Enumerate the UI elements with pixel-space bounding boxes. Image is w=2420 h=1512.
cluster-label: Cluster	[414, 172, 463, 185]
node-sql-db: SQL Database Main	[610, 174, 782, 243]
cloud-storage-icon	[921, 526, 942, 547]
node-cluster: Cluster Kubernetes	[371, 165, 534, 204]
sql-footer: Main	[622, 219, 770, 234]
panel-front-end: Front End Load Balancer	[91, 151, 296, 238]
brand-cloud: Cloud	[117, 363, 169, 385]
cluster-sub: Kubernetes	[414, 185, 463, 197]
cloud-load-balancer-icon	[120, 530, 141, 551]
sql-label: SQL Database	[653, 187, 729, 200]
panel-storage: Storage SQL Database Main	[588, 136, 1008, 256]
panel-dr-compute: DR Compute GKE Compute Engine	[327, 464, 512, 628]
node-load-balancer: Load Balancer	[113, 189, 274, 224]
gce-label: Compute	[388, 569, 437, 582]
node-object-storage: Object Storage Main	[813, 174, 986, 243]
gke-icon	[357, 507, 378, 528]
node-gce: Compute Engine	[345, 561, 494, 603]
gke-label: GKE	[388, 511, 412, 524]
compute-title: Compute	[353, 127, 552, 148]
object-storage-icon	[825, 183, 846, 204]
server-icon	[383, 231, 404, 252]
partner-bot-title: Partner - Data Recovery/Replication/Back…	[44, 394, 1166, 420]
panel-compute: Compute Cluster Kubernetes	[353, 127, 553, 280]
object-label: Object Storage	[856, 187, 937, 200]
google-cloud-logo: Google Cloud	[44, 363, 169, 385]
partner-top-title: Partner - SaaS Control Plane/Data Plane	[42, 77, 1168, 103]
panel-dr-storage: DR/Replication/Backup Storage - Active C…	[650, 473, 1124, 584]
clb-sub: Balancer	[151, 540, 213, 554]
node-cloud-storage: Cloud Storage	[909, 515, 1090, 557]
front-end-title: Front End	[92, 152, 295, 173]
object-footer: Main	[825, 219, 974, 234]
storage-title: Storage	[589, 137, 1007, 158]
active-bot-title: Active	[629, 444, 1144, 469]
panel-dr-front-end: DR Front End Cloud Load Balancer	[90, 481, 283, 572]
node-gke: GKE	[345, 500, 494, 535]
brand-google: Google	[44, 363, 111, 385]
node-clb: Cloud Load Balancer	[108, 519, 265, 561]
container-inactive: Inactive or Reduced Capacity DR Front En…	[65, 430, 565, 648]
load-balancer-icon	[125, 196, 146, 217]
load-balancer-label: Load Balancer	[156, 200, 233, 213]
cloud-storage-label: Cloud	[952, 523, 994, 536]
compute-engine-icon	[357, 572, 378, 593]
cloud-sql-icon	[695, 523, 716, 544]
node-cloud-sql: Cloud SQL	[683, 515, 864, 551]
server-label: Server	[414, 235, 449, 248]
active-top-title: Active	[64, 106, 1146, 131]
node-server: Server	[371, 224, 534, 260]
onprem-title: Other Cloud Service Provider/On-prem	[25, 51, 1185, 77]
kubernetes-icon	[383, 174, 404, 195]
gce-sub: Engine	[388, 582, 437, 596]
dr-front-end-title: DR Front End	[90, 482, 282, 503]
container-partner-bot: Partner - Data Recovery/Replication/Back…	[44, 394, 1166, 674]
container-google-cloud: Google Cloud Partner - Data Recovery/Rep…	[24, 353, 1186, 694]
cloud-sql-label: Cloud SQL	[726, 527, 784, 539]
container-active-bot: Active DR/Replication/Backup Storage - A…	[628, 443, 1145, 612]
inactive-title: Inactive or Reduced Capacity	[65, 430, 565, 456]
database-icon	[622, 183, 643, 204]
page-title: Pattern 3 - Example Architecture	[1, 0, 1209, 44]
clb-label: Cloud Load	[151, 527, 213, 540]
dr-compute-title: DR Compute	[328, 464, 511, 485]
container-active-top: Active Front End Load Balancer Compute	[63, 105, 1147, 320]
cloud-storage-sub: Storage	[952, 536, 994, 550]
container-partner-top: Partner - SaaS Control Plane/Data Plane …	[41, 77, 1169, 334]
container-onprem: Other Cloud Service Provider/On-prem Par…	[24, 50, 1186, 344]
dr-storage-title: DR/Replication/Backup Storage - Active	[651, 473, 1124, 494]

- - -

■ Work to complete
Please rewrite all of the rows above, substituting "Restoration" for every "Recovery" and leaving everything else as it is.

■ Finished task
Enumerate the UI elements with pixel-space bounding boxes. Image is w=2420 h=1512.
cluster-label: Cluster	[414, 172, 463, 185]
node-sql-db: SQL Database Main	[610, 174, 782, 243]
cloud-storage-icon	[921, 526, 942, 547]
node-cluster: Cluster Kubernetes	[371, 165, 534, 204]
sql-footer: Main	[622, 219, 770, 234]
panel-front-end: Front End Load Balancer	[91, 151, 296, 238]
brand-cloud: Cloud	[117, 363, 169, 385]
cluster-sub: Kubernetes	[414, 185, 463, 197]
cloud-load-balancer-icon	[120, 530, 141, 551]
sql-label: SQL Database	[653, 187, 729, 200]
panel-storage: Storage SQL Database Main	[588, 136, 1008, 256]
panel-dr-compute: DR Compute GKE Compute Engine	[327, 464, 512, 628]
node-load-balancer: Load Balancer	[113, 189, 274, 224]
gce-label: Compute	[388, 569, 437, 582]
node-object-storage: Object Storage Main	[813, 174, 986, 243]
gke-icon	[357, 507, 378, 528]
node-gce: Compute Engine	[345, 561, 494, 603]
gke-label: GKE	[388, 511, 412, 524]
compute-title: Compute	[353, 127, 552, 148]
object-storage-icon	[825, 183, 846, 204]
server-icon	[383, 231, 404, 252]
partner-bot-title: Partner - Data Restoration/Replication/Back…	[44, 394, 1166, 420]
panel-compute: Compute Cluster Kubernetes	[353, 127, 553, 280]
object-label: Object Storage	[856, 187, 937, 200]
google-cloud-logo: Google Cloud	[44, 363, 169, 385]
partner-top-title: Partner - SaaS Control Plane/Data Plane	[42, 77, 1168, 103]
panel-dr-storage: DR/Replication/Backup Storage - Active C…	[650, 473, 1124, 584]
clb-sub: Balancer	[151, 540, 213, 554]
node-cloud-storage: Cloud Storage	[909, 515, 1090, 557]
front-end-title: Front End	[92, 152, 295, 173]
object-footer: Main	[825, 219, 974, 234]
storage-title: Storage	[589, 137, 1007, 158]
active-bot-title: Active	[629, 444, 1144, 469]
panel-dr-front-end: DR Front End Cloud Load Balancer	[90, 481, 283, 572]
node-gke: GKE	[345, 500, 494, 535]
brand-google: Google	[44, 363, 111, 385]
node-clb: Cloud Load Balancer	[108, 519, 265, 561]
container-inactive: Inactive or Reduced Capacity DR Front En…	[65, 430, 565, 648]
load-balancer-icon	[125, 196, 146, 217]
load-balancer-label: Load Balancer	[156, 200, 233, 213]
cloud-storage-label: Cloud	[952, 523, 994, 536]
compute-engine-icon	[357, 572, 378, 593]
cloud-sql-icon	[695, 523, 716, 544]
node-cloud-sql: Cloud SQL	[683, 515, 864, 551]
server-label: Server	[414, 235, 449, 248]
active-top-title: Active	[64, 106, 1146, 131]
node-server: Server	[371, 224, 534, 260]
onprem-title: Other Cloud Service Provider/On-prem	[25, 51, 1185, 77]
kubernetes-icon	[383, 174, 404, 195]
gce-sub: Engine	[388, 582, 437, 596]
dr-front-end-title: DR Front End	[90, 482, 282, 503]
container-partner-bot: Partner - Data Restoration/Replication/Back…	[44, 394, 1166, 674]
container-google-cloud: Google Cloud Partner - Data Restoration/Rep…	[24, 353, 1186, 694]
cloud-sql-label: Cloud SQL	[726, 527, 784, 539]
container-active-bot: Active DR/Replication/Backup Storage - A…	[628, 443, 1145, 612]
inactive-title: Inactive or Reduced Capacity	[65, 430, 565, 456]
database-icon	[622, 183, 643, 204]
page-title: Pattern 3 - Example Architecture	[1, 0, 1209, 44]
clb-label: Cloud Load	[151, 527, 213, 540]
dr-compute-title: DR Compute	[328, 464, 511, 485]
container-active-top: Active Front End Load Balancer Compute	[63, 105, 1147, 320]
cloud-storage-sub: Storage	[952, 536, 994, 550]
container-partner-top: Partner - SaaS Control Plane/Data Plane …	[41, 77, 1169, 334]
container-onprem: Other Cloud Service Provider/On-prem Par…	[24, 50, 1186, 344]
dr-storage-title: DR/Replication/Backup Storage - Active	[651, 473, 1124, 494]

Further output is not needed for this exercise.